§ **EXERCISE**
Without the pictures, return all of the material exactly as written.

--------------------

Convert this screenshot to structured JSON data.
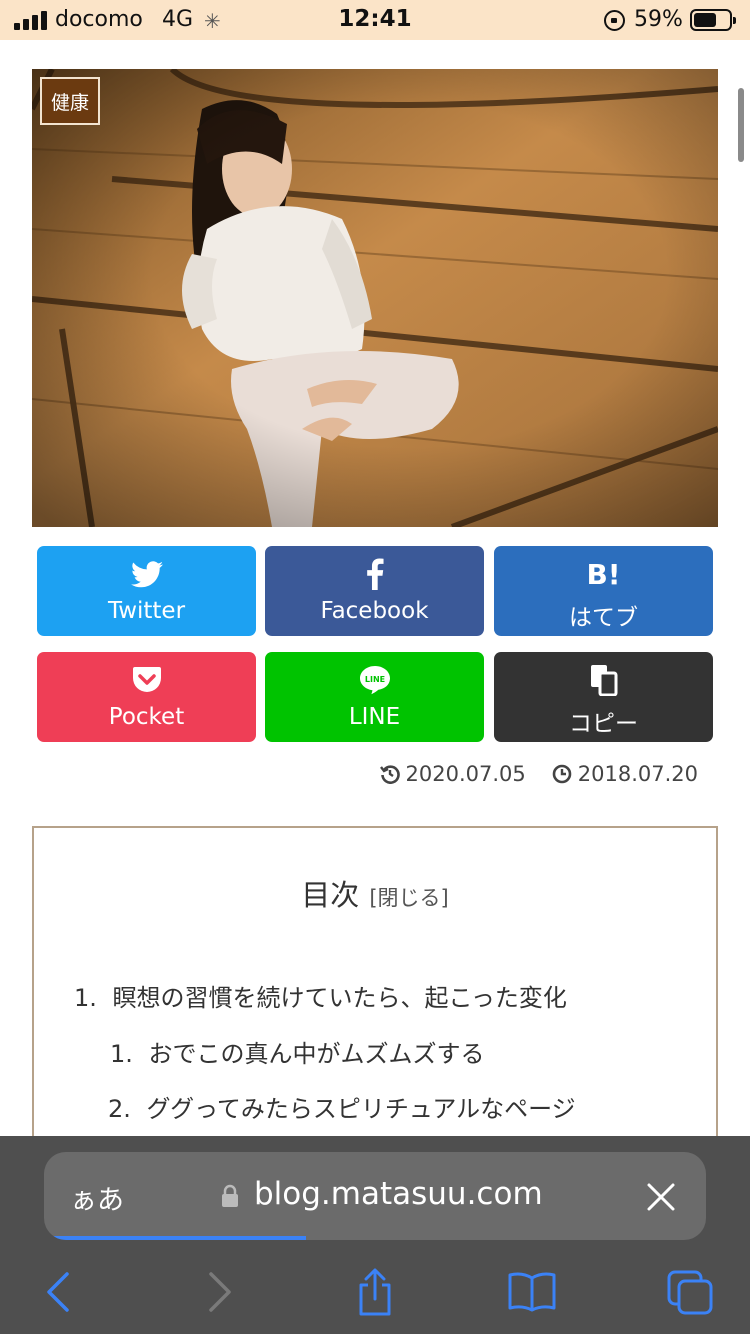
{
  "status_bar": {
    "carrier": "docomo",
    "network": "4G",
    "time": "12:41",
    "battery_percent": "59%"
  },
  "hero": {
    "category_badge": "健康"
  },
  "share_buttons": [
    {
      "label": "Twitter",
      "icon": "twitter-bird-icon",
      "color": "#1da1f2"
    },
    {
      "label": "Facebook",
      "icon": "facebook-f-icon",
      "color": "#3b5998"
    },
    {
      "label": "はてブ",
      "icon": "hatena-bookmark-icon",
      "color": "#2c6ebd"
    },
    {
      "label": "Pocket",
      "icon": "pocket-icon",
      "color": "#ef3e56"
    },
    {
      "label": "LINE",
      "icon": "line-icon",
      "color": "#00c300"
    },
    {
      "label": "コピー",
      "icon": "copy-icon",
      "color": "#333333"
    }
  ],
  "dates": {
    "updated": "2020.07.05",
    "published": "2018.07.20"
  },
  "toc": {
    "title": "目次",
    "toggle": "[閉じる]",
    "items": [
      {
        "num": "1.",
        "text": "瞑想の習慣を続けていたら、起こった変化"
      },
      {
        "num": "1.",
        "text": "おでこの真ん中がムズムズする"
      },
      {
        "num": "2.",
        "text": "ググってみたらスピリチュアルなページ"
      }
    ]
  },
  "safari": {
    "aa_label": "ぁあ",
    "url": "blog.matasuu.com",
    "accent_color": "#3b82f6"
  }
}
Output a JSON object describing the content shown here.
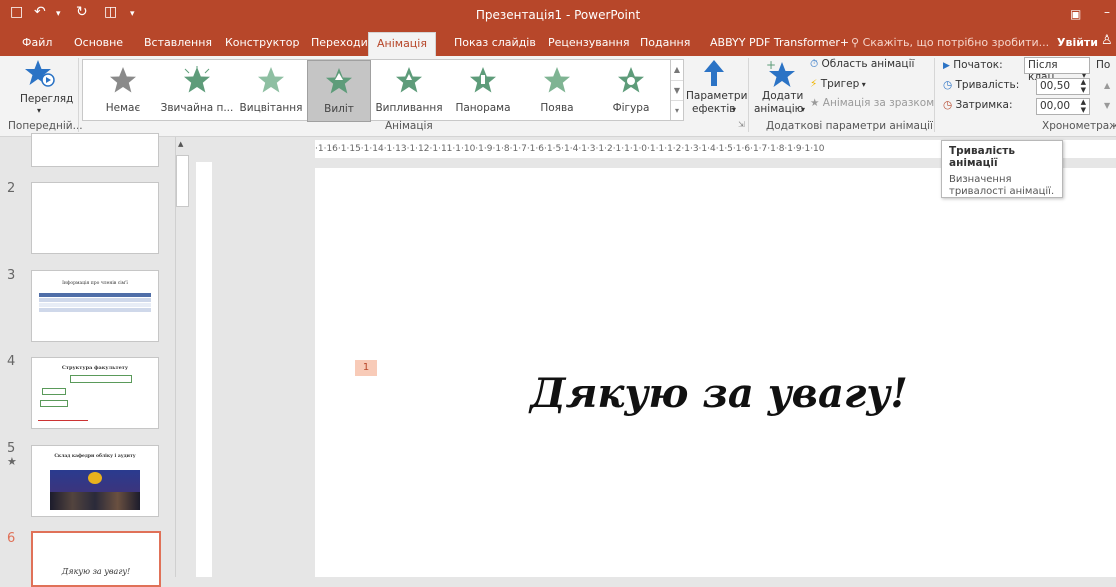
{
  "window": {
    "title": "Презентація1 - PowerPoint"
  },
  "tabs": [
    "Файл",
    "Основне",
    "Вставлення",
    "Конструктор",
    "Переходи",
    "Анімація",
    "Показ слайдів",
    "Рецензування",
    "Подання",
    "ABBYY PDF Transformer+"
  ],
  "tell_me": "Скажіть, що потрібно зробити...",
  "sign_in": "Увійти",
  "preview": {
    "label": "Перегляд",
    "group": "Попередній..."
  },
  "animations": {
    "items": [
      "Немає",
      "Звичайна п...",
      "Вицвітання",
      "Виліт",
      "Випливання",
      "Панорама",
      "Поява",
      "Фігура"
    ],
    "selected": "Виліт",
    "group": "Анімація",
    "effect_options_line1": "Параметри",
    "effect_options_line2": "ефектів"
  },
  "advanced": {
    "add_line1": "Додати",
    "add_line2": "анімацію",
    "pane": "Область анімації",
    "trigger": "Тригер",
    "painter": "Анімація за зразком",
    "group": "Додаткові параметри анімації"
  },
  "timing": {
    "start_label": "Початок:",
    "start_value": "Після клац...",
    "duration_label": "Тривалість:",
    "duration_value": "00,50",
    "delay_label": "Затримка:",
    "delay_value": "00,00",
    "group": "Хронометраж",
    "cut": "По"
  },
  "slides": [
    {
      "num": "2"
    },
    {
      "num": "3",
      "text": "Інформація про членів сім'ї"
    },
    {
      "num": "4",
      "text": "Структура факультету"
    },
    {
      "num": "5",
      "star": "★",
      "text": "Склад кафедри обліку і аудиту"
    },
    {
      "num": "6",
      "text": "Дякую за увагу!"
    }
  ],
  "ruler_text": "·1·16·1·15·1·14·1·13·1·12·1·11·1·10·1·9·1·8·1·7·1·6·1·5·1·4·1·3·1·2·1·1·1·0·1·1·1·2·1·3·1·4·1·5·1·6·1·7·1·8·1·9·1·10",
  "slide": {
    "text": "Дякую за увагу!",
    "anim_tag": "1"
  },
  "tooltip": {
    "title": "Тривалість анімації",
    "desc_line1": "Визначення",
    "desc_line2": "тривалості анімації."
  },
  "colors": {
    "accent": "#b7472a",
    "star_gray": "#8a8a8a",
    "star_green": "#5e9c7a",
    "tag_bg": "#f8cbb8"
  }
}
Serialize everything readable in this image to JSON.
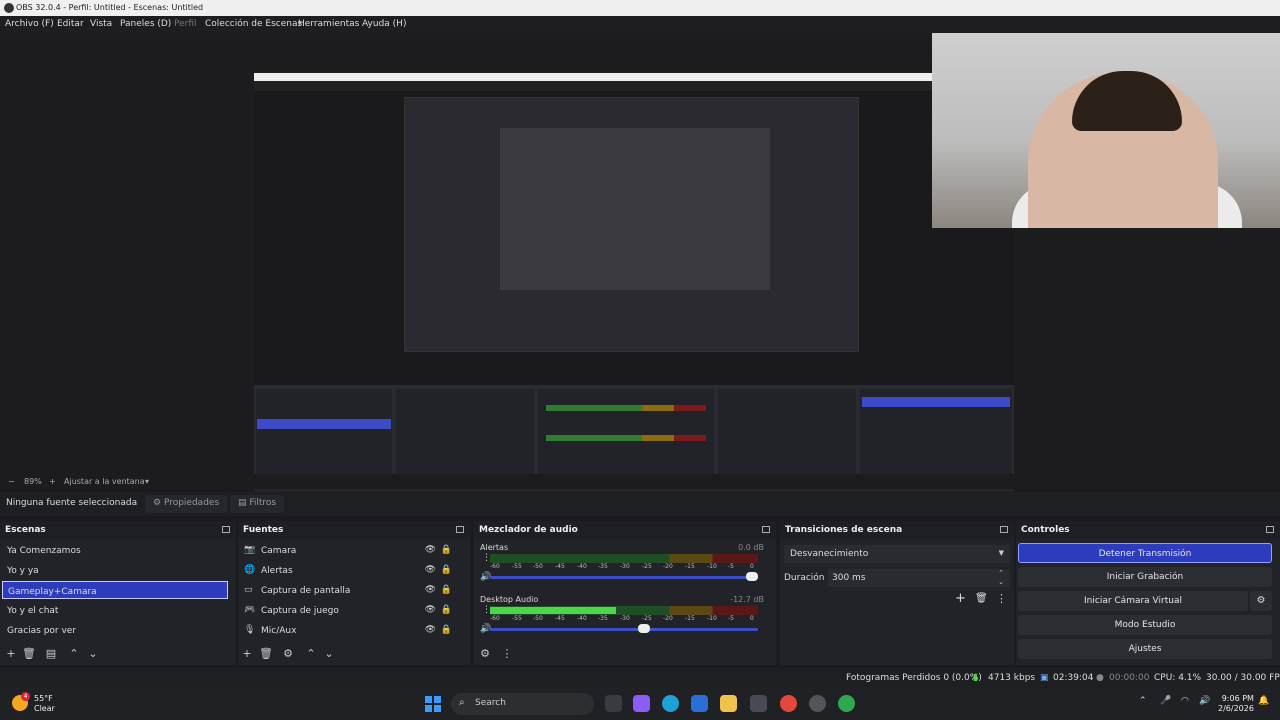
{
  "window": {
    "title": "OBS 32.0.4 - Perfil: Untitled - Escenas: Untitled"
  },
  "menu": {
    "items": [
      "Archivo (F)",
      "Editar",
      "Vista",
      "Paneles (D)",
      "Perfil",
      "Colección de Escenas",
      "Herramientas",
      "Ayuda (H)"
    ]
  },
  "zoom": {
    "minus": "−",
    "value": "89%",
    "plus": "+",
    "fit": "Ajustar a la ventana"
  },
  "source_bar": {
    "none_selected": "Ninguna fuente seleccionada",
    "properties": "Propiedades",
    "filters": "Filtros"
  },
  "scenes": {
    "title": "Escenas",
    "items": [
      "Ya Comenzamos",
      "Yo y ya",
      "Gameplay+Camara",
      "Yo y el chat",
      "Gracias por ver"
    ],
    "selected_index": 2
  },
  "sources": {
    "title": "Fuentes",
    "items": [
      {
        "name": "Camara",
        "icon": "camera-icon"
      },
      {
        "name": "Alertas",
        "icon": "globe-icon"
      },
      {
        "name": "Captura de pantalla",
        "icon": "monitor-icon"
      },
      {
        "name": "Captura de juego",
        "icon": "gamepad-icon"
      },
      {
        "name": "Mic/Aux",
        "icon": "mic-icon"
      }
    ]
  },
  "mixer": {
    "title": "Mezclador de audio",
    "channels": [
      {
        "name": "Alertas",
        "db": "0.0 dB",
        "level": 0.0,
        "volume": 1.0
      },
      {
        "name": "Desktop Audio",
        "db": "-12.7 dB",
        "level": 0.47,
        "volume": 0.58
      }
    ],
    "scale": [
      "-60",
      "-55",
      "-50",
      "-45",
      "-40",
      "-35",
      "-30",
      "-25",
      "-20",
      "-15",
      "-10",
      "-5",
      "0"
    ]
  },
  "transitions": {
    "title": "Transiciones de escena",
    "selected": "Desvanecimiento",
    "duration_label": "Duración",
    "duration_value": "300 ms"
  },
  "controls": {
    "title": "Controles",
    "buttons": [
      "Detener Transmisión",
      "Iniciar Grabación",
      "Iniciar Cámara Virtual",
      "Modo Estudio",
      "Ajustes"
    ]
  },
  "status": {
    "dropped": "Fotogramas Perdidos 0 (0.0%)",
    "bitrate": "4713 kbps",
    "stream_time": "02:39:04",
    "rec_time": "00:00:00",
    "cpu": "CPU: 4.1%",
    "fps": "30.00 / 30.00 FPS"
  },
  "taskbar": {
    "temp": "55°F",
    "cond": "Clear",
    "badge": "4",
    "search": "Search",
    "time": "9:06 PM",
    "date": "2/6/2026"
  },
  "colors": {
    "accent": "#2d3bbd",
    "meter_green": "#4cd64c",
    "panel": "#222329"
  }
}
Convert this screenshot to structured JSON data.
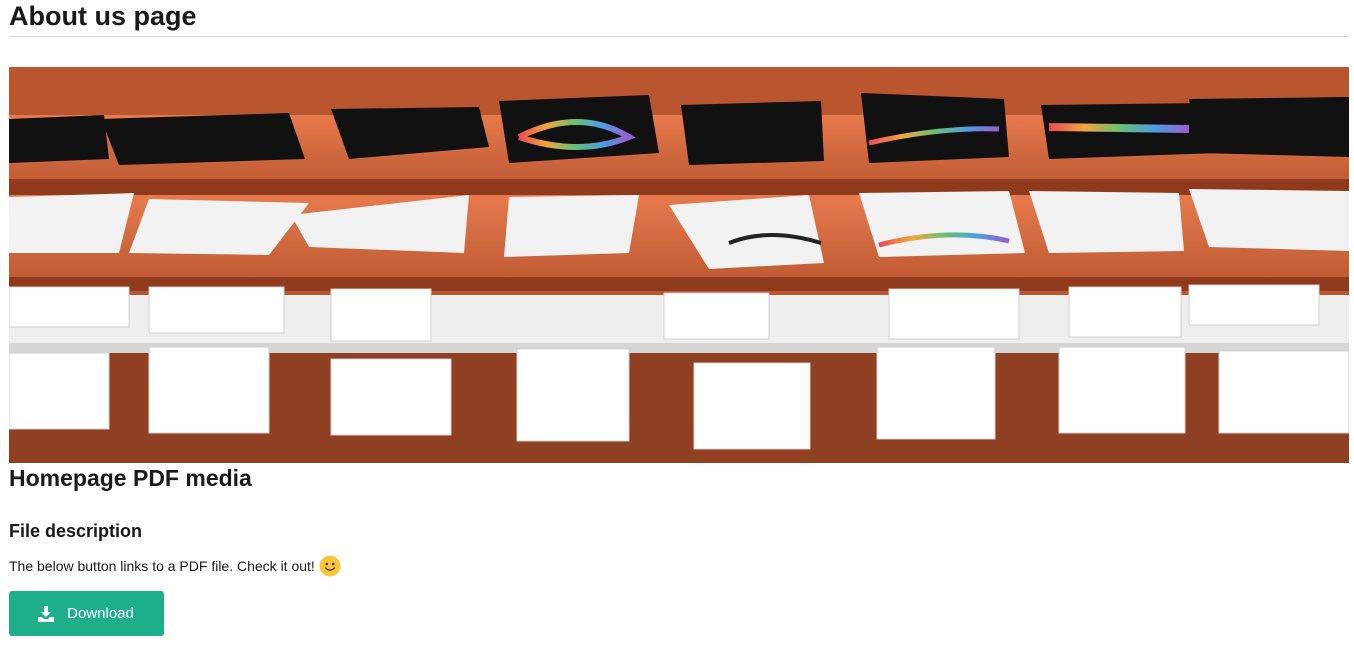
{
  "page": {
    "title": "About us page"
  },
  "hero_image": {
    "subject": "store shelves with folded t-shirts and boxed shirts"
  },
  "media": {
    "heading": "Homepage PDF media",
    "file_description_heading": "File description",
    "description_text": "The below button links to a PDF file. Check it out!",
    "emoji_icon": "slightly-smiling-face-icon"
  },
  "download": {
    "label": "Download",
    "icon": "download-icon"
  },
  "colors": {
    "accent": "#1fae8a",
    "text": "#1a1a1a",
    "rule": "#d9d9d9"
  }
}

--------------------

§ **FULL OUTPUT**
Convert this screenshot to structured JSON data.
{
  "status_bar": {
    "carrier": "docomo",
    "network": "4G",
    "time": "12:41",
    "battery_percent": "59%"
  },
  "hero": {
    "category_badge": "健康"
  },
  "share_buttons": [
    {
      "label": "Twitter",
      "icon": "twitter-bird-icon",
      "color": "#1da1f2"
    },
    {
      "label": "Facebook",
      "icon": "facebook-f-icon",
      "color": "#3b5998"
    },
    {
      "label": "はてブ",
      "icon": "hatena-bookmark-icon",
      "color": "#2c6ebd"
    },
    {
      "label": "Pocket",
      "icon": "pocket-icon",
      "color": "#ef3e56"
    },
    {
      "label": "LINE",
      "icon": "line-icon",
      "color": "#00c300"
    },
    {
      "label": "コピー",
      "icon": "copy-icon",
      "color": "#333333"
    }
  ],
  "dates": {
    "updated": "2020.07.05",
    "published": "2018.07.20"
  },
  "toc": {
    "title": "目次",
    "toggle": "[閉じる]",
    "items": [
      {
        "num": "1.",
        "text": "瞑想の習慣を続けていたら、起こった変化"
      },
      {
        "num": "1.",
        "text": "おでこの真ん中がムズムズする"
      },
      {
        "num": "2.",
        "text": "ググってみたらスピリチュアルなページ"
      }
    ]
  },
  "safari": {
    "aa_label": "ぁあ",
    "url": "blog.matasuu.com",
    "accent_color": "#3b82f6"
  }
}
Output a JSON object describing the content shown here.
{
  "window": {
    "title": "Презентація1 - PowerPoint"
  },
  "tabs": [
    "Файл",
    "Основне",
    "Вставлення",
    "Конструктор",
    "Переходи",
    "Анімація",
    "Показ слайдів",
    "Рецензування",
    "Подання",
    "ABBYY PDF Transformer+"
  ],
  "tell_me": "Скажіть, що потрібно зробити...",
  "sign_in": "Увійти",
  "preview": {
    "label": "Перегляд",
    "group": "Попередній..."
  },
  "animations": {
    "items": [
      "Немає",
      "Звичайна п...",
      "Вицвітання",
      "Виліт",
      "Випливання",
      "Панорама",
      "Поява",
      "Фігура"
    ],
    "selected": "Виліт",
    "group": "Анімація",
    "effect_options_line1": "Параметри",
    "effect_options_line2": "ефектів"
  },
  "advanced": {
    "add_line1": "Додати",
    "add_line2": "анімацію",
    "pane": "Область анімації",
    "trigger": "Тригер",
    "painter": "Анімація за зразком",
    "group": "Додаткові параметри анімації"
  },
  "timing": {
    "start_label": "Початок:",
    "start_value": "Після клац...",
    "duration_label": "Тривалість:",
    "duration_value": "00,50",
    "delay_label": "Затримка:",
    "delay_value": "00,00",
    "group": "Хронометраж",
    "cut": "По"
  },
  "slides": [
    {
      "num": "2"
    },
    {
      "num": "3",
      "text": "Інформація про членів сім'ї"
    },
    {
      "num": "4",
      "text": "Структура факультету"
    },
    {
      "num": "5",
      "star": "★",
      "text": "Склад кафедри обліку і аудиту"
    },
    {
      "num": "6",
      "text": "Дякую за увагу!"
    }
  ],
  "ruler_text": "·1·16·1·15·1·14·1·13·1·12·1·11·1·10·1·9·1·8·1·7·1·6·1·5·1·4·1·3·1·2·1·1·1·0·1·1·1·2·1·3·1·4·1·5·1·6·1·7·1·8·1·9·1·10",
  "slide": {
    "text": "Дякую за увагу!",
    "anim_tag": "1"
  },
  "tooltip": {
    "title": "Тривалість анімації",
    "desc_line1": "Визначення",
    "desc_line2": "тривалості анімації."
  },
  "colors": {
    "accent": "#b7472a",
    "star_gray": "#8a8a8a",
    "star_green": "#5e9c7a",
    "tag_bg": "#f8cbb8"
  }
}
Serialize everything readable in this image to JSON.
{
  "window": {
    "title": "OBS 32.0.4 - Perfil: Untitled - Escenas: Untitled"
  },
  "menu": {
    "items": [
      "Archivo (F)",
      "Editar",
      "Vista",
      "Paneles (D)",
      "Perfil",
      "Colección de Escenas",
      "Herramientas",
      "Ayuda (H)"
    ]
  },
  "zoom": {
    "minus": "−",
    "value": "89%",
    "plus": "+",
    "fit": "Ajustar a la ventana"
  },
  "source_bar": {
    "none_selected": "Ninguna fuente seleccionada",
    "properties": "Propiedades",
    "filters": "Filtros"
  },
  "scenes": {
    "title": "Escenas",
    "items": [
      "Ya Comenzamos",
      "Yo y ya",
      "Gameplay+Camara",
      "Yo y el chat",
      "Gracias por ver"
    ],
    "selected_index": 2
  },
  "sources": {
    "title": "Fuentes",
    "items": [
      {
        "name": "Camara",
        "icon": "camera-icon"
      },
      {
        "name": "Alertas",
        "icon": "globe-icon"
      },
      {
        "name": "Captura de pantalla",
        "icon": "monitor-icon"
      },
      {
        "name": "Captura de juego",
        "icon": "gamepad-icon"
      },
      {
        "name": "Mic/Aux",
        "icon": "mic-icon"
      }
    ]
  },
  "mixer": {
    "title": "Mezclador de audio",
    "channels": [
      {
        "name": "Alertas",
        "db": "0.0 dB",
        "level": 0.0,
        "volume": 1.0
      },
      {
        "name": "Desktop Audio",
        "db": "-12.7 dB",
        "level": 0.47,
        "volume": 0.58
      }
    ],
    "scale": [
      "-60",
      "-55",
      "-50",
      "-45",
      "-40",
      "-35",
      "-30",
      "-25",
      "-20",
      "-15",
      "-10",
      "-5",
      "0"
    ]
  },
  "transitions": {
    "title": "Transiciones de escena",
    "selected": "Desvanecimiento",
    "duration_label": "Duración",
    "duration_value": "300 ms"
  },
  "controls": {
    "title": "Controles",
    "buttons": [
      "Detener Transmisión",
      "Iniciar Grabación",
      "Iniciar Cámara Virtual",
      "Modo Estudio",
      "Ajustes"
    ]
  },
  "status": {
    "dropped": "Fotogramas Perdidos 0 (0.0%)",
    "bitrate": "4713 kbps",
    "stream_time": "02:39:04",
    "rec_time": "00:00:00",
    "cpu": "CPU: 4.1%",
    "fps": "30.00 / 30.00 FPS"
  },
  "taskbar": {
    "temp": "55°F",
    "cond": "Clear",
    "badge": "4",
    "search": "Search",
    "time": "9:06 PM",
    "date": "2/6/2026"
  },
  "colors": {
    "accent": "#2d3bbd",
    "meter_green": "#4cd64c",
    "panel": "#222329"
  }
}
Convert this screenshot to structured JSON data.
{
  "page": {
    "title": "About us page"
  },
  "hero_image": {
    "subject": "store shelves with folded t-shirts and boxed shirts"
  },
  "media": {
    "heading": "Homepage PDF media",
    "file_description_heading": "File description",
    "description_text": "The below button links to a PDF file. Check it out!",
    "emoji_icon": "slightly-smiling-face-icon"
  },
  "download": {
    "label": "Download",
    "icon": "download-icon"
  },
  "colors": {
    "accent": "#1fae8a",
    "text": "#1a1a1a",
    "rule": "#d9d9d9"
  }
}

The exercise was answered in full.